┌─ Selected excerpt

Re: A niche for the Hurd - next step: reality check

olafBuddenhagen Wed, 29 Oct 2008 07:26:35 -0700

Hi,

On Tue, Oct 28, 2008 at 09:03:37AM +0100, Arne Babenhauserheide wrote:


> As the Brainstorm Phase is finished, it's time for a Reality Check: 

> #### Give back power to users:

While this was indeed the main idea behind the Hurd design, it is rather
vague for the most part. We have the architecture which potentially
gives users more power, but we have very few actual use cases for
that...

One problem is that many things are possible in principle, but can't
actually be used without certain tools to expose the functionality.

Other things are possible with the existing tools, but almost no one
knows that the possibilities exist, or how to actually use them...

Hurd development over the past years has focused exclusively on trying
to catch up with other systems -- nothing has been done on features that
can actually showcase the *advantages* of the Hurd...

It's not sufficient to talk about possibilities the architecture is
supposed to offer. We need actual solutions for actual use cases -- with
tools, examples, documentation.

Coming up with use cases is tricky though. You can't really make them up
from nothing. It's somewhat of a chicken-and-egg problem: We need more
people with actual requirements that call for actual solutions. But we
won't get more people without presenting some nice use cases to get them
interested...

zhengda's GSoC project was very nice in this regard: He had a specific
use case; we discussed what will be necessary for that; and he
implemented the needed components. More of that is needed.

> arbitrary mounts,

We have to be more specific here -- there are several aspects to this.

For one, there is the ability to mount a filesystem when you have access
rights to the device, on a node you own, without an fstab entry. This is
nice, but I never really understood why this is not possible on Linux.
In fact, someone told us on IRC that it is possible on FreeBSD...

For standard filesystems, this is not very interesting anyways: Usually
you do not have access rights to the devices anyways. (At least on a
standard Debian installation... Maybe it is different with distributions
that give logged in users access to various devices automatically.)

It gets more interesting for virtual filesystems, as here indeed the
user usually has all necessary permissions. IIRC fusermount on Linux
allows mounting without fstab entries as well though, and the
filesystems interesting here are usually implemented with FUSE -- so no
distinctive feature here. Some FUSE modules (like sshfs) even come with
special scipts to ease this process.

Of course it's nice that we do not need different methods for mounting
standard filesystems and virtual filesystems, but instead can do all
with the same settrans command (or mount wrapper). This is not likely to
cause raptures, though...

└─
┌─ Data rows

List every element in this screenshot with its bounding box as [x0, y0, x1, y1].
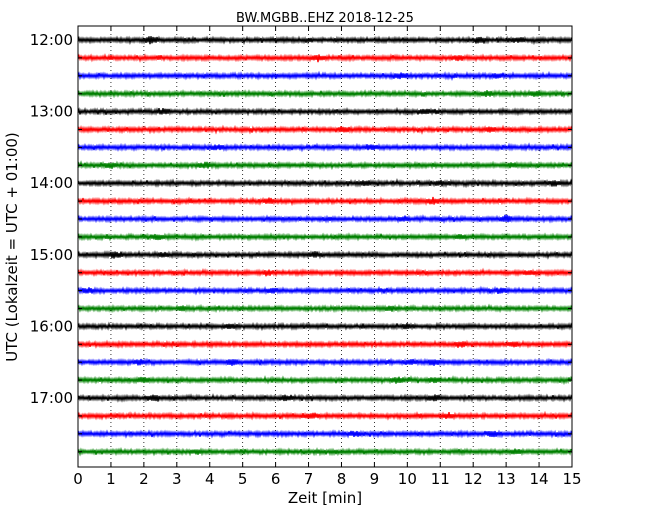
- x-tick-label: 0: [73, 470, 83, 488]
- x-tick-label: 12: [464, 470, 483, 488]
- y-tick-label: 14:00: [30, 174, 73, 192]
- x-tick-label: 11: [431, 470, 450, 488]
- seismic-trace: [77, 393, 573, 403]
- x-tick-label: 7: [304, 470, 314, 488]
- seismic-trace: [77, 106, 573, 117]
- x-tick-label: 2: [139, 470, 149, 488]
- seismic-trace: [77, 214, 573, 224]
- x-tick-label: 15: [562, 470, 581, 488]
- seismic-trace: [77, 375, 573, 386]
- x-tick-label: 8: [337, 470, 347, 488]
- seismic-trace: [77, 321, 573, 332]
- seismic-trace: [77, 35, 573, 46]
- y-tick-label: 12:00: [30, 31, 73, 49]
- x-tick-label: 6: [271, 470, 281, 488]
- seismic-trace: [77, 89, 573, 99]
- seismic-trace: [77, 196, 573, 207]
- seismic-trace: [77, 249, 573, 260]
- seismic-trace: [77, 232, 573, 242]
- seismic-trace: [77, 142, 573, 153]
- plot-frame: [77, 25, 573, 468]
- seismic-trace: [77, 303, 573, 314]
- seismic-trace: [77, 446, 573, 457]
- y-axis-label: UTC (Lokalzeit = UTC + 01:00): [3, 132, 21, 362]
- seismic-trace: [77, 70, 573, 81]
- seismic-trace: [77, 160, 573, 171]
- y-tick-label: 13:00: [30, 103, 73, 121]
- x-tick-label: 9: [370, 470, 380, 488]
- x-tick-label: 4: [205, 470, 215, 488]
- x-tick-label: 5: [238, 470, 248, 488]
- seismic-trace: [77, 429, 573, 439]
- y-tick-label: 16:00: [30, 317, 73, 335]
- seismic-trace: [77, 124, 573, 135]
- x-axis-label: Zeit [min]: [287, 489, 363, 507]
- seismic-trace: [77, 410, 573, 421]
- seismic-trace: [77, 178, 573, 189]
- seismic-trace: [77, 53, 573, 63]
- x-tick-label: 1: [106, 470, 116, 488]
- x-tick-label: 14: [530, 470, 549, 488]
- chart-title: BW.MGBB..EHZ 2018-12-25: [236, 11, 414, 26]
- y-tick-label: 15:00: [30, 246, 73, 264]
- x-tick-label: 13: [497, 470, 516, 488]
- seismic-trace: [77, 357, 573, 367]
- y-tick-label: 17:00: [30, 389, 73, 407]
- seismic-trace: [77, 267, 573, 278]
- x-tick-label: 10: [398, 470, 417, 488]
- seismic-trace: [77, 339, 573, 349]
- seismic-trace: [77, 285, 573, 296]
- x-tick-label: 3: [172, 470, 182, 488]
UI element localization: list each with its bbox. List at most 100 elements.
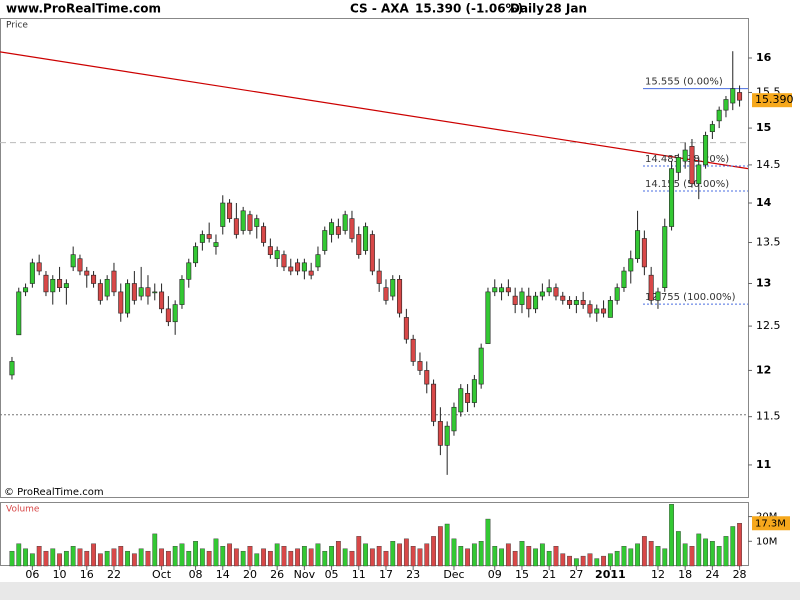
candle-body	[111, 270, 117, 293]
volume-tag	[752, 516, 790, 531]
symbol: CS - AXA	[350, 2, 410, 16]
candle-body	[220, 202, 226, 227]
candle-body	[682, 149, 688, 162]
x-tick-label: 28	[733, 568, 747, 581]
candle-body	[465, 392, 471, 403]
volume-bar	[641, 536, 647, 567]
candle-body	[138, 287, 144, 297]
candle-body	[227, 202, 233, 219]
candle-body	[621, 270, 627, 288]
volume-bar	[349, 550, 355, 567]
candle-body	[730, 88, 736, 104]
candle-body	[499, 287, 505, 293]
x-tick-label: 12	[651, 568, 665, 581]
volume-bar	[9, 550, 15, 567]
volume-bar	[281, 546, 287, 567]
volume-bar	[342, 548, 348, 567]
candle-body	[165, 308, 171, 323]
volume-bar	[703, 538, 708, 567]
candle-body	[641, 238, 647, 268]
volume-bar	[247, 546, 253, 567]
volume-bar	[607, 553, 613, 567]
candle-body	[716, 109, 722, 122]
volume-bar	[723, 536, 729, 567]
volume-bar	[696, 533, 702, 567]
volume-bar	[737, 523, 742, 567]
volume-bar	[417, 548, 423, 567]
volume-bar	[478, 541, 484, 567]
volume-bar	[499, 548, 504, 567]
volume-bar	[369, 548, 375, 567]
volume-bar	[36, 546, 42, 567]
volume-bar	[614, 550, 620, 567]
volume-bar	[675, 531, 681, 567]
candle-body	[240, 210, 246, 231]
candle-body	[567, 300, 573, 305]
volume-bar	[97, 553, 103, 567]
candle-body	[505, 287, 511, 293]
volume-bar	[206, 550, 212, 567]
fib-label: 15.555 (0.00%)	[645, 77, 723, 88]
candle-body	[152, 291, 158, 294]
volume-bar	[240, 550, 246, 567]
candle-body	[478, 347, 484, 385]
candle-body	[451, 406, 457, 432]
volume-bar	[682, 543, 688, 567]
volume-bar	[648, 541, 654, 567]
candle-body	[288, 266, 294, 272]
y-tick-label: 16	[756, 51, 772, 64]
candle-body	[247, 214, 253, 231]
volume-bar	[131, 553, 137, 567]
volume-bar	[662, 548, 668, 567]
volume-bar	[716, 546, 722, 567]
volume-bar	[84, 550, 90, 567]
volume-bar	[635, 543, 640, 567]
candle-body	[322, 230, 328, 251]
volume-bar	[138, 548, 144, 567]
candle-body	[43, 274, 49, 293]
y-tick-label: 14	[756, 196, 772, 209]
candle-body	[9, 361, 15, 376]
candle-body	[118, 291, 124, 314]
price-title: Price	[6, 21, 28, 31]
volume-bar	[145, 550, 151, 567]
volume-bar	[471, 543, 477, 567]
volume-bar	[580, 555, 586, 567]
x-tick-label: Oct	[152, 568, 172, 581]
volume-bar	[424, 543, 430, 567]
volume-bar	[601, 555, 606, 567]
candle-body	[125, 283, 131, 314]
candle-body	[587, 304, 593, 314]
volume-bar	[179, 543, 185, 567]
volume-bar	[356, 536, 362, 567]
volume-bar	[165, 550, 171, 567]
volume-bar	[159, 548, 164, 567]
candle-body	[97, 283, 103, 301]
x-tick-label: 2011	[595, 568, 626, 581]
candle-body	[635, 230, 641, 260]
x-tick-label: 10	[53, 568, 67, 581]
volume-bar	[186, 550, 192, 567]
volume-title: Volume	[6, 505, 40, 515]
candle-body	[471, 379, 477, 403]
volume-bar	[91, 543, 96, 567]
volume-bar	[594, 558, 600, 567]
x-tick-label: 23	[406, 568, 420, 581]
candle-body	[573, 300, 579, 305]
y-tick-label: 14.5	[756, 158, 781, 171]
candle-body	[397, 279, 403, 314]
candle-body	[648, 274, 654, 301]
candle-body	[458, 388, 464, 413]
candle-body	[274, 250, 280, 260]
volume-bar	[553, 546, 559, 567]
volume-bar	[465, 548, 470, 567]
volume-bar	[444, 523, 450, 567]
candle-body	[186, 262, 192, 280]
candle-body	[254, 218, 260, 227]
candle-body	[383, 287, 389, 301]
candle-body	[179, 279, 185, 305]
volume-bar	[390, 541, 396, 567]
candle-body	[356, 234, 362, 255]
candle-body	[335, 226, 341, 235]
y-tick-label: 15	[756, 121, 771, 134]
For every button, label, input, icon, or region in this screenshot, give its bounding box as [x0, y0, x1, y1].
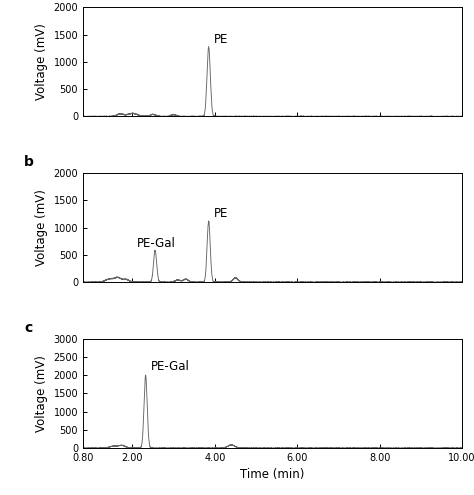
- Text: c: c: [24, 321, 32, 335]
- Text: b: b: [24, 155, 34, 169]
- Y-axis label: Voltage (mV): Voltage (mV): [35, 355, 48, 432]
- Y-axis label: Voltage (mV): Voltage (mV): [35, 23, 48, 100]
- Text: PE: PE: [214, 207, 228, 220]
- Y-axis label: Voltage (mV): Voltage (mV): [35, 189, 48, 266]
- Text: a: a: [24, 0, 34, 3]
- Text: PE: PE: [214, 33, 228, 46]
- X-axis label: Time (min): Time (min): [240, 468, 305, 482]
- Text: PE-Gal: PE-Gal: [137, 237, 176, 249]
- Text: PE-Gal: PE-Gal: [151, 360, 190, 373]
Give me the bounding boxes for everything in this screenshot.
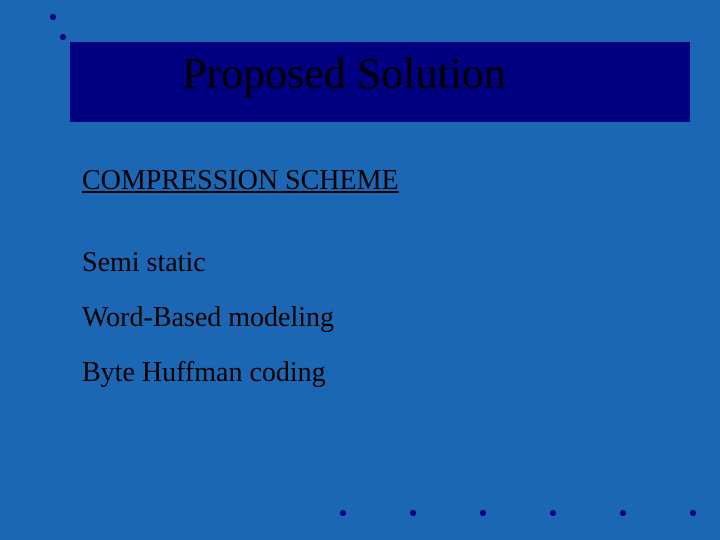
decor-dot-top-2 — [70, 54, 76, 60]
slide-subtitle: COMPRESSION SCHEME — [82, 165, 399, 197]
decor-dot-bottom-5 — [690, 510, 696, 516]
decor-dot-bottom-4 — [620, 510, 626, 516]
decor-dot-top-1 — [60, 34, 66, 40]
decor-dot-bottom-0 — [340, 510, 346, 516]
decor-dot-bottom-3 — [550, 510, 556, 516]
decor-dot-top-0 — [50, 14, 56, 20]
body-item-1: Word-Based modeling — [82, 302, 334, 334]
slide-title: Proposed Solution — [182, 48, 506, 99]
slide: Proposed Solution COMPRESSION SCHEME Sem… — [0, 0, 720, 540]
decor-dot-bottom-2 — [480, 510, 486, 516]
decor-dot-bottom-1 — [410, 510, 416, 516]
title-bar: Proposed Solution — [70, 42, 690, 122]
body-item-2: Byte Huffman coding — [82, 357, 326, 389]
body-item-0: Semi static — [82, 247, 206, 279]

└─

# Directive 1:
In the Hurd message, write out the passage from "It's not sufficient" up to and including "interested..." word for word.
# Directive 2:
Turn the paragraph of the Hurd message that begins "For one, there is the ability to mount" into a short bulleted list that keeps its main facts.
# Directive 3:
Put this sentence from the Hurd message into Spanish: "It's not sufficient to talk about possibilities the architecture is supposed to offer."

# Problem solution 1:
It's not sufficient to talk about possibilities the architecture is
supposed to offer. We need actual solutions for actual use cases -- with
tools, examples, documentation.

Coming up with use cases is tricky though. You can't really make them up
from nothing. It's somewhat of a chicken-and-egg problem: We need more
people with actual requirements that call for actual solutions. But we
won't get more people without presenting some nice use cases to get them
interested...

# Problem solution 2:
- One aspect is the ability to mount a filesystem without an fstab entry, on a node you own, when you have access rights to the device.
- The writer calls this nice but never understood why it isn't possible on Linux.
- Someone on IRC said it is possible on FreeBSD.

# Problem solution 3:
No basta con hablar de las posibilidades que supuestamente ofrece la arquitectura.